**Do this**
Report how many lines contain "Customer". Give the number and nothing else.

**Provided records**

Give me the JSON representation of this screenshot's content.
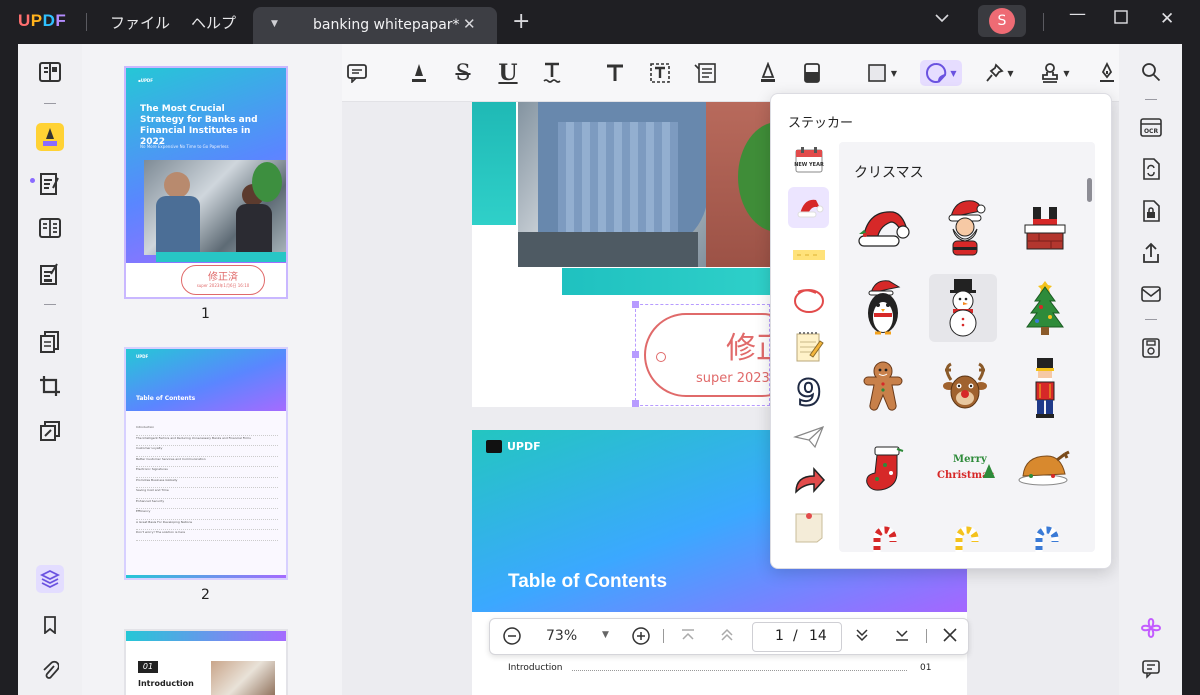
{
  "app": {
    "logo": "UPDF",
    "menus": [
      "ファイル",
      "ヘルプ"
    ],
    "tab_title": "banking whitepapar*",
    "avatar_initial": "S"
  },
  "thumbnails": [
    {
      "page": "1",
      "title": "The Most Crucial Strategy for Banks and Financial Institutes in 2022",
      "subtitle": "No More Expensive No Time to Go Paperless",
      "stamp_main": "修正済",
      "stamp_sub": "super 2023年1月6日 16:10"
    },
    {
      "page": "2",
      "header": "UPDF",
      "title": "Table of Contents",
      "entries": [
        "Introduction",
        "The Intelligent Factors and Reducing Unnecessary Banks and Financial Firms",
        "Customer Loyalty",
        "Better Customer Services and Communication",
        "Electronic Signatures",
        "Promotes Business Globally",
        "Saving Cost and Time",
        "Enhanced Security",
        "Efficiency",
        "A Great Basis For Developing Nations",
        "Don't worry! The solution is here"
      ]
    },
    {
      "page": "3",
      "badge": "01",
      "title": "Introduction"
    }
  ],
  "document": {
    "stamp_main": "修正",
    "stamp_sub": "super 2023年",
    "page2_logo": "UPDF",
    "page2_title": "Table of Contents",
    "toc_first_label": "Introduction",
    "toc_first_page": "01"
  },
  "sticker_panel": {
    "title": "ステッカー",
    "selected_category": "クリスマス",
    "category_icons": [
      "calendar-new-year",
      "santa-hat",
      "washi-tape",
      "red-circle",
      "notepad",
      "number-nine",
      "paper-plane",
      "red-arrow",
      "pinned-note"
    ],
    "new_year_label": "NEW YEAR",
    "merry_line1": "Merry",
    "merry_line2": "Christmas",
    "stickers": [
      "santa-hat",
      "santa-claus",
      "santa-in-chimney",
      "penguin",
      "snowman",
      "christmas-tree",
      "gingerbread-man",
      "reindeer",
      "nutcracker",
      "christmas-stocking",
      "merry-christmas-text",
      "roast-turkey",
      "candy-cane-red",
      "candy-cane-yellow",
      "candy-cane-blue"
    ]
  },
  "zoom": {
    "level": "73%",
    "current_page": "1",
    "separator": "/",
    "total_pages": "14"
  },
  "colors": {
    "accent": "#8a6bff",
    "stamp": "#e06a6a",
    "gradient_start": "#23c6c0",
    "gradient_end": "#a566ff"
  }
}
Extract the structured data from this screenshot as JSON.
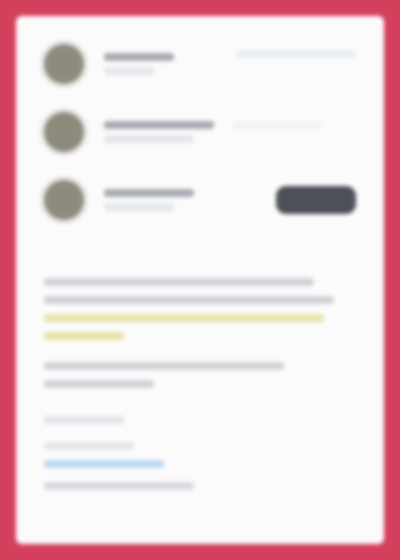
{
  "items": [
    {
      "name": "",
      "meta": ""
    },
    {
      "name": "",
      "meta": ""
    },
    {
      "name": "",
      "meta": "",
      "action_label": ""
    }
  ],
  "body": {
    "paragraph_1": "",
    "paragraph_2": "",
    "paragraph_3": "",
    "link_label": "",
    "footer_text": ""
  },
  "colors": {
    "frame_border": "#d4405c",
    "panel_bg": "#fbfbfc",
    "avatar_bg": "#8f8b7c",
    "button_bg": "#4d5058",
    "link_blue": "#bcd7f0",
    "highlight_yellow": "#e7e3a7"
  }
}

**Result for this task**
2